● **Set tasks**
• A. In the discussion of m68k interrupt handling, what does mac_esp deliberately constrain?
• B. Set down word for word the part of the m68k interrupt discussion that begins at the words "That's not what" and stops after "of the transfer.".
• C. Carry the email discussion of m68k interrupts and PDMA timing further, starting after its last sentence.

● **Supplied passage**
^^^^^^^^

On Tue, 23 Feb 2021, Song Bao Hua (Barry Song) wrote:
Regarding m68k, your analysis overlooks the timing issue. E.g. patch
11/32 could be a problem because removing the irqsave would allow PDMA
transfers to be interrupted. Aside from the timing issues, I agree
with your analysis above regarding m68k.
You mentioned you need realtime so you want an interrupt to be able to
preempt another one.
That's not what I said. But for the sake of discussion, yes, I do know
people who run Linux on ARM hardware (if Android vendor kernels can be
called "Linux") and who would benefit from realtime support on those
devices.
Now you said you want an interrupt not to be preempted as it will make a
timing issue.
mac_esp deliberately constrains segment sizes so that it can harmlessly
disable interrupts for the duration of the transfer.
Maybe the irqsave in this driver is over-cautious. Who knows? The PDMA
timing problem relates to SCSI bus signalling and the tolerance of real-
world SCSI devices to same. The other problem is that the PDMA logic
circuit is undocumented hardware. So there may be further timing
requirements lurking there. Therefore, patch 11/32 is too risky.
If this PDMA transfer will have some problem when it is preempted, I
believe we need some enhanced ways to handle this, otherwise, once we
enable preempt_rt or threaded_irq, it will get the timing issue. so here
it needs a clear comment and IRQF_NO_THREAD if this is the case.

^^^^^^^^

● **Rows**
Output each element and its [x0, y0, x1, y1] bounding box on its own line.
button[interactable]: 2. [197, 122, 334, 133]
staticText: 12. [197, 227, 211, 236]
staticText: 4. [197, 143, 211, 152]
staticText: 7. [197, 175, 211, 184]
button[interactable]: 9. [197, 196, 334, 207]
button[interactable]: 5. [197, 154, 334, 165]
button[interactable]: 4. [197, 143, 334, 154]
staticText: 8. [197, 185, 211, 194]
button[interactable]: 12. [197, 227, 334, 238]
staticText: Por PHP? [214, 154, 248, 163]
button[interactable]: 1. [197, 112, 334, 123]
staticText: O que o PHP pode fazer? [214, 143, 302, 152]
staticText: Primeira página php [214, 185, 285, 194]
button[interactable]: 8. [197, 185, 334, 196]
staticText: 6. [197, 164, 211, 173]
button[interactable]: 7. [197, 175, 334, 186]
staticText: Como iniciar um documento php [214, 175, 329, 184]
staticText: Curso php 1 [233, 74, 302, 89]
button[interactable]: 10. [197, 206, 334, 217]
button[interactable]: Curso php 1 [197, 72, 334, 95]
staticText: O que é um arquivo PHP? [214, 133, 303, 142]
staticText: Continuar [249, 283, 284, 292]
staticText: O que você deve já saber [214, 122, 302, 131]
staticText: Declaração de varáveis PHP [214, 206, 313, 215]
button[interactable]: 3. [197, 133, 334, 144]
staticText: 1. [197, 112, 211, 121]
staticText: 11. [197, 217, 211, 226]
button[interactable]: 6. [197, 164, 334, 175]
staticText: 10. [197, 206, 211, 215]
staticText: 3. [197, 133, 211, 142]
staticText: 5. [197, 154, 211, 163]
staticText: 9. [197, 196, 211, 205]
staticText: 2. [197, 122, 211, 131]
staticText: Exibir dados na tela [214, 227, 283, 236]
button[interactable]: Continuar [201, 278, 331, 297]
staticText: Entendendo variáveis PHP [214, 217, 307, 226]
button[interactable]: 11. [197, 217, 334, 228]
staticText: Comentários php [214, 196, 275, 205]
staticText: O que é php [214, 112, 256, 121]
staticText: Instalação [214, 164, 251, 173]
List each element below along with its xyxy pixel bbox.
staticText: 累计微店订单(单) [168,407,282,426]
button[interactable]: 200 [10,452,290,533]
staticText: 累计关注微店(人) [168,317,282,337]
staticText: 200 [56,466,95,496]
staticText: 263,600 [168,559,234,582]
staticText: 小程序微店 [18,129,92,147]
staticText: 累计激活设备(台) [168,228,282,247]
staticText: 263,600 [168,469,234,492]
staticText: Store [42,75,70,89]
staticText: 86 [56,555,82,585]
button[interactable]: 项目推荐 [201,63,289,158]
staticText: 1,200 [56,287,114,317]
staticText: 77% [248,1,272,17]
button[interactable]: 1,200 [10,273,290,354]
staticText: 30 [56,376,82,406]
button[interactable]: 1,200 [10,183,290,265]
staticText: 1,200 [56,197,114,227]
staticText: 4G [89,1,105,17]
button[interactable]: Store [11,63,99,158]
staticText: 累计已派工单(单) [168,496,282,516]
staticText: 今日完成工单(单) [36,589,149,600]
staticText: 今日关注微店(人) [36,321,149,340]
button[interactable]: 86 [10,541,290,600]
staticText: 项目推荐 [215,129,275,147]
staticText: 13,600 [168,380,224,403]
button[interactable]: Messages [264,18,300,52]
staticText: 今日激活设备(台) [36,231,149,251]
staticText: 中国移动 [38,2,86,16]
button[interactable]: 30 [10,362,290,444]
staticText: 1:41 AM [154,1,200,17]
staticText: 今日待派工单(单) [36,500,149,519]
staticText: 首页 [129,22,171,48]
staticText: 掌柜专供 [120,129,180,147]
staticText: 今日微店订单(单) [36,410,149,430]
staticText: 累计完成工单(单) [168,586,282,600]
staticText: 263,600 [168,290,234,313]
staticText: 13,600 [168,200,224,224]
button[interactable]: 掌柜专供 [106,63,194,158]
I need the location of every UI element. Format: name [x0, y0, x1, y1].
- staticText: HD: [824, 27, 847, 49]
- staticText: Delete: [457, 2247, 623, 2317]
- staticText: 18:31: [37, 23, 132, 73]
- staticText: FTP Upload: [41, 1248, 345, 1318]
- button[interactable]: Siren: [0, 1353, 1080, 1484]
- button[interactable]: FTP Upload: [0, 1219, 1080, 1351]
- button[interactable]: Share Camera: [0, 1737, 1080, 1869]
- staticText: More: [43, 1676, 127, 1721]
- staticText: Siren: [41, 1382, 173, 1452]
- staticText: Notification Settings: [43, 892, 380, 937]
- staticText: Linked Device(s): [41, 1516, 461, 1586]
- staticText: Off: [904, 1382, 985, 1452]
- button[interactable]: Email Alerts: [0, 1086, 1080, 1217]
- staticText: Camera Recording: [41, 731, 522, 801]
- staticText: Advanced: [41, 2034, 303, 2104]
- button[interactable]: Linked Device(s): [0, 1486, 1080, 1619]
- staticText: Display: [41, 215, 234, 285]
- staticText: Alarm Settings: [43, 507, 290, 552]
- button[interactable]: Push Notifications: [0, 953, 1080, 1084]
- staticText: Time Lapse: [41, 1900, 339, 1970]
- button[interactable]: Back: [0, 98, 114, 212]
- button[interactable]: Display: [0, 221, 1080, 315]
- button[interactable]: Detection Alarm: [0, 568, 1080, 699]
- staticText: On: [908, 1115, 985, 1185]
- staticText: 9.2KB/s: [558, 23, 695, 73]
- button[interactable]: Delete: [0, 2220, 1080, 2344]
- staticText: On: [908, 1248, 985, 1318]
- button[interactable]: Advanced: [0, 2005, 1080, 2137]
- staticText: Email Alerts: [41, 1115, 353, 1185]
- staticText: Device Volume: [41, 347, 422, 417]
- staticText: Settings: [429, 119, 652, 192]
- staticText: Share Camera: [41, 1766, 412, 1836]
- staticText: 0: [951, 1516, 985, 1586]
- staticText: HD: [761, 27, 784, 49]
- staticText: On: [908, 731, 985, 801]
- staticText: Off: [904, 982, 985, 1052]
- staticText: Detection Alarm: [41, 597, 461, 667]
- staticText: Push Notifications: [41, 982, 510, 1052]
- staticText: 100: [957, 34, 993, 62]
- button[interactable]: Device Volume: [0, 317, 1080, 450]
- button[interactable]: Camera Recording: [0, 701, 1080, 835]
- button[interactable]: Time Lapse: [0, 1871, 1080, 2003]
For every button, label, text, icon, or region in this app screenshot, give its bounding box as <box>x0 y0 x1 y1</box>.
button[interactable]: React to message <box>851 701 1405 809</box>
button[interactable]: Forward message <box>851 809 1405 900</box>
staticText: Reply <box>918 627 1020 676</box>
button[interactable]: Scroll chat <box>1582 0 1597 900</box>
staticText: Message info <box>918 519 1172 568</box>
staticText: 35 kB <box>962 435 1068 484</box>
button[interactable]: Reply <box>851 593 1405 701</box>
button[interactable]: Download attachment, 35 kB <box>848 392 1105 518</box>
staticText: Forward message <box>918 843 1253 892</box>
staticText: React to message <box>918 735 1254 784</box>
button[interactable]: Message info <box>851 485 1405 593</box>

^^^^^^^^

● **Responses per task**
• A. Segment sizes, so that it can harmlessly disable interrupts for the duration of the transfer.

• B.
That's not what I said. But for the sake of discussion, yes, I do know
people who run Linux on ARM hardware (if Android vendor kernels can be
called "Linux") and who would benefit from realtime support on those
devices.
Now you said you want an interrupt not to be preempted as it will make a
timing issue.
mac_esp deliberately constrains segment sizes so that it can harmlessly
disable interrupts for the duration of the transfer.

• C.
People who require fast response times cannot expect random drivers or
platforms to meet such requirements. I fear you may be asking too much
from Mac Quadra machines.
With regard to other architectures and platforms, in specific cases,
e.g. where there's never more than one IRQ involved, then I could
agree that your assumptions probably hold and an irqsave would be
probably redundant.
When you find a redundant irqsave, to actually patch it would bring a
risk of regression with little or no reward. It's not my place to veto
this entire patch series on that basis but IMO this kind of churn is
misguided.
Nope.
I would say the real misguidance is that the code adds one lock while it
doesn't need the lock. Easily we can add redundant locks or exaggerate
the coverage range of locks, but the smarter way is that people add
locks only when they really need the lock by considering concurrency and
realtime performance.
You appear to be debating a strawman. No-one is advocating excessive
locking in new code.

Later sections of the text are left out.